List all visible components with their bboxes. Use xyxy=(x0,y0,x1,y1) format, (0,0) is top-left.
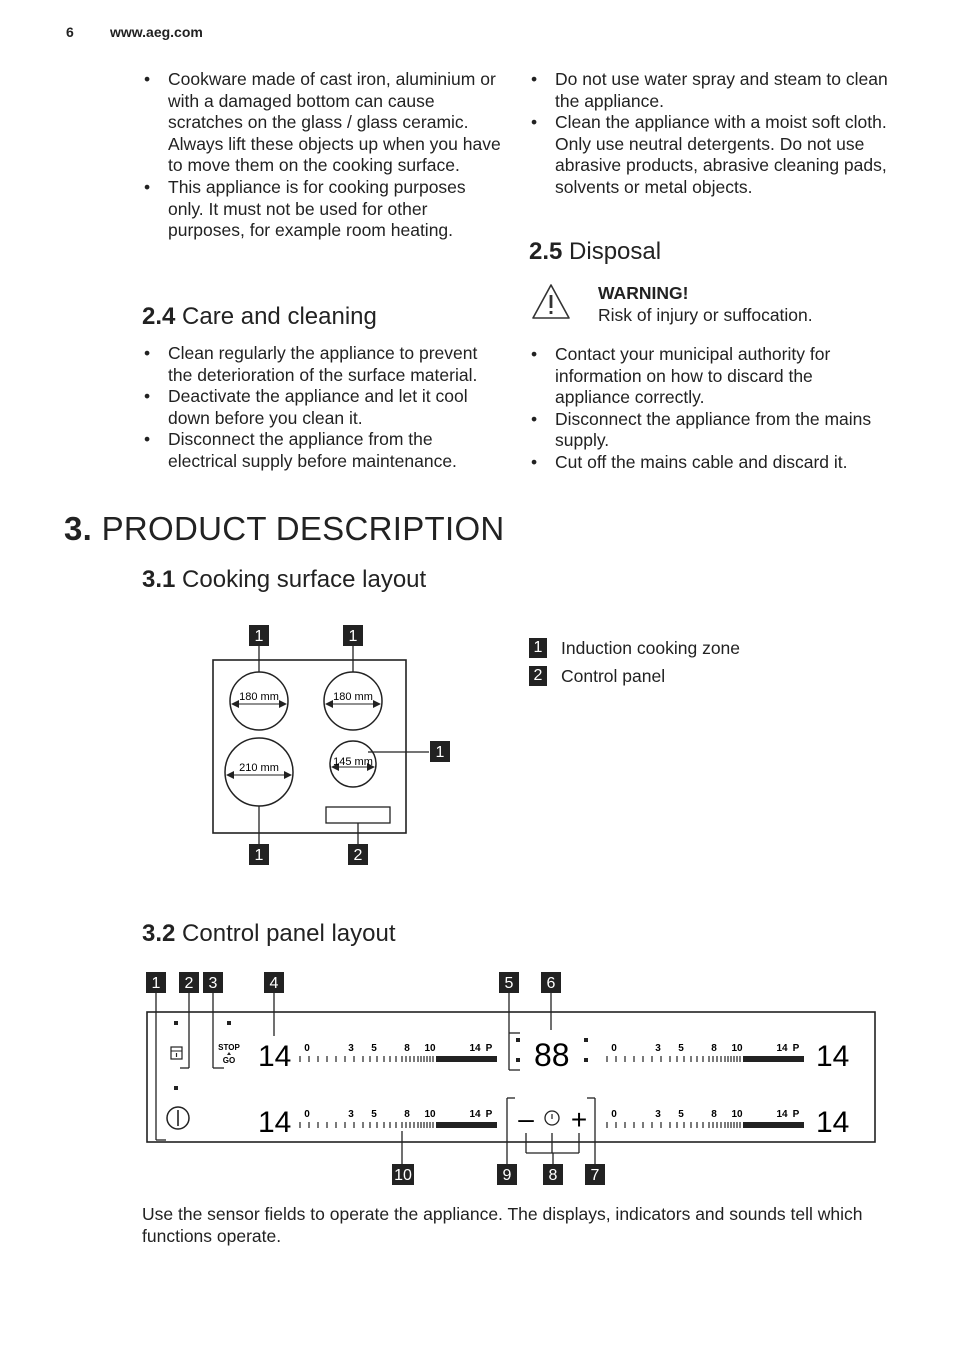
svg-text:7: 7 xyxy=(590,1167,600,1184)
list-item: • Deactivate the appliance and let it cool down before you clean it. xyxy=(142,386,502,429)
callout-badge xyxy=(264,972,284,993)
svg-text:1: 1 xyxy=(348,628,358,645)
list-item: • Cut off the mains cable and discard it. xyxy=(529,452,891,474)
zone-display: 14 xyxy=(258,1040,292,1073)
list-item: • Clean the appliance with a moist soft cloth. Only use neutral detergents. Do not use abrasive products, abrasive cleaning pads, solvents or metal objects. xyxy=(529,112,891,198)
section-heading-2-4: 2.4 Care and cleaning xyxy=(142,303,377,330)
svg-text:2: 2 xyxy=(353,847,363,864)
warning-title: WARNING! xyxy=(598,283,689,303)
plus-icon: + xyxy=(570,1104,588,1135)
scale-label: 5 xyxy=(678,1043,684,1054)
svg-text:2: 2 xyxy=(184,975,194,992)
scale-label: 8 xyxy=(404,1043,410,1054)
svg-text:5: 5 xyxy=(504,975,514,992)
scale-label: 8 xyxy=(404,1109,410,1120)
scale-label: 0 xyxy=(304,1043,310,1054)
indicator-dot xyxy=(174,1021,178,1025)
legend-item: 1 Induction cooking zone xyxy=(529,637,740,659)
page-number: 6 xyxy=(66,24,74,40)
zone-size-label: 145 mm xyxy=(333,756,373,768)
scale-label: 14 xyxy=(776,1043,788,1054)
list-item: • Do not use water spray and steam to clean the appliance. xyxy=(529,69,891,112)
callout-badge xyxy=(585,1164,605,1185)
svg-text:STOP: STOP xyxy=(218,1043,240,1052)
svg-text:GO: GO xyxy=(222,1056,236,1065)
scale-label: 10 xyxy=(731,1109,743,1120)
warning-triangle-icon xyxy=(530,282,572,322)
svg-text:9: 9 xyxy=(502,1167,512,1184)
scale-label: P xyxy=(485,1109,493,1120)
scale-label: P xyxy=(792,1043,800,1054)
scale-label: P xyxy=(485,1043,493,1054)
scale-label: 3 xyxy=(348,1043,354,1054)
scale-label: P xyxy=(792,1109,800,1120)
scale-label: 3 xyxy=(655,1109,661,1120)
right-top-bullets xyxy=(529,69,891,199)
chapter-heading: 3. PRODUCT DESCRIPTION xyxy=(64,510,505,547)
scale-label: 0 xyxy=(611,1109,617,1120)
timer-display: 88 xyxy=(534,1037,570,1073)
list-item: • This appliance is for cooking purposes only. It must not be used for other purposes, for example room heating. xyxy=(142,177,502,242)
scale-label: 5 xyxy=(678,1109,684,1120)
svg-text:3: 3 xyxy=(208,975,218,992)
footer-paragraph: Use the sensor fields to operate the appliance. The displays, indicators and sounds tell which functions operate. xyxy=(142,1204,863,1246)
scale-label: 14 xyxy=(469,1109,481,1120)
list-item: • Disconnect the appliance from the electrical supply before maintenance. xyxy=(142,429,502,472)
svg-text:10: 10 xyxy=(394,1167,412,1184)
scale-label: 8 xyxy=(711,1109,717,1120)
indicator-dot xyxy=(227,1021,231,1025)
scale-label: 0 xyxy=(611,1043,617,1054)
section-heading-3-2: 3.2 Control panel layout xyxy=(142,920,396,947)
disposal-list xyxy=(529,344,891,474)
svg-text:1: 1 xyxy=(254,628,264,645)
section-heading-3-1: 3.1 Cooking surface layout xyxy=(142,566,427,593)
header-url: www.aeg.com xyxy=(110,24,203,40)
callout-badge xyxy=(499,972,519,993)
svg-text:1: 1 xyxy=(151,975,161,992)
care-cleaning-list xyxy=(142,343,502,473)
scale-label: 10 xyxy=(424,1109,436,1120)
scale-label: 8 xyxy=(711,1043,717,1054)
zone-display: 14 xyxy=(816,1040,850,1073)
legend-item: 2 Control panel xyxy=(529,665,665,687)
svg-text:4: 4 xyxy=(269,975,279,992)
scale-label: 14 xyxy=(469,1043,481,1054)
zone-size-label: 210 mm xyxy=(239,762,279,774)
zone-display: 14 xyxy=(258,1106,292,1139)
callout-badge xyxy=(179,972,199,993)
svg-text:6: 6 xyxy=(546,975,556,992)
scale-label: 3 xyxy=(655,1043,661,1054)
svg-text:1: 1 xyxy=(435,744,445,761)
slider-bar xyxy=(436,1122,497,1128)
zone-size-label: 180 mm xyxy=(239,691,279,703)
scale-label: 5 xyxy=(371,1043,377,1054)
scale-label: 10 xyxy=(731,1043,743,1054)
control-panel-diagram xyxy=(140,968,884,1192)
section-heading-2-5: 2.5 Disposal xyxy=(529,238,662,265)
slider-bar xyxy=(436,1056,497,1062)
minus-icon: – xyxy=(518,1103,534,1134)
warning-text: Risk of injury or suffocation. xyxy=(598,305,813,325)
scale-label: 3 xyxy=(348,1109,354,1120)
svg-text:8: 8 xyxy=(548,1167,558,1184)
callout-badge xyxy=(541,972,561,993)
callout-badge xyxy=(543,1164,563,1185)
list-item: • Cookware made of cast iron, aluminium or with a damaged bottom can cause scratches on the glass / glass ceramic. Always lift these objects up when you have to move them on the cooking surface. xyxy=(142,69,502,177)
slider-bar xyxy=(743,1122,804,1128)
callout-badge xyxy=(146,972,166,993)
cooking-surface-diagram xyxy=(200,620,460,875)
list-item: • Disconnect the appliance from the mains supply. xyxy=(529,409,891,452)
scale-label: 5 xyxy=(371,1109,377,1120)
scale-label: 14 xyxy=(776,1109,788,1120)
zone-size-label: 180 mm xyxy=(333,691,373,703)
callout-badge xyxy=(497,1164,517,1185)
list-item: • Contact your municipal authority for information on how to discard the appliance correctly. xyxy=(529,344,891,409)
left-top-bullets xyxy=(142,69,502,242)
list-item: • Clean regularly the appliance to prevent the deterioration of the surface material. xyxy=(142,343,502,386)
indicator-dot xyxy=(174,1086,178,1090)
scale-label: 0 xyxy=(304,1109,310,1120)
slider-bar xyxy=(743,1056,804,1062)
svg-text:1: 1 xyxy=(254,847,264,864)
scale-label: 10 xyxy=(424,1043,436,1054)
callout-badge xyxy=(203,972,223,993)
zone-display: 14 xyxy=(816,1106,850,1139)
callout-badge xyxy=(392,1164,414,1185)
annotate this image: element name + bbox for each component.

------------------------------------------------------------------------

→ WORK TO BE COMPLETED:
Write out each line of the records in which the string "slider" appears.

→ RESPONSE:
slider-bar xyxy=(436,1122,497,1128)
slider-bar xyxy=(436,1056,497,1062)
slider-bar xyxy=(743,1122,804,1128)
slider-bar xyxy=(743,1056,804,1062)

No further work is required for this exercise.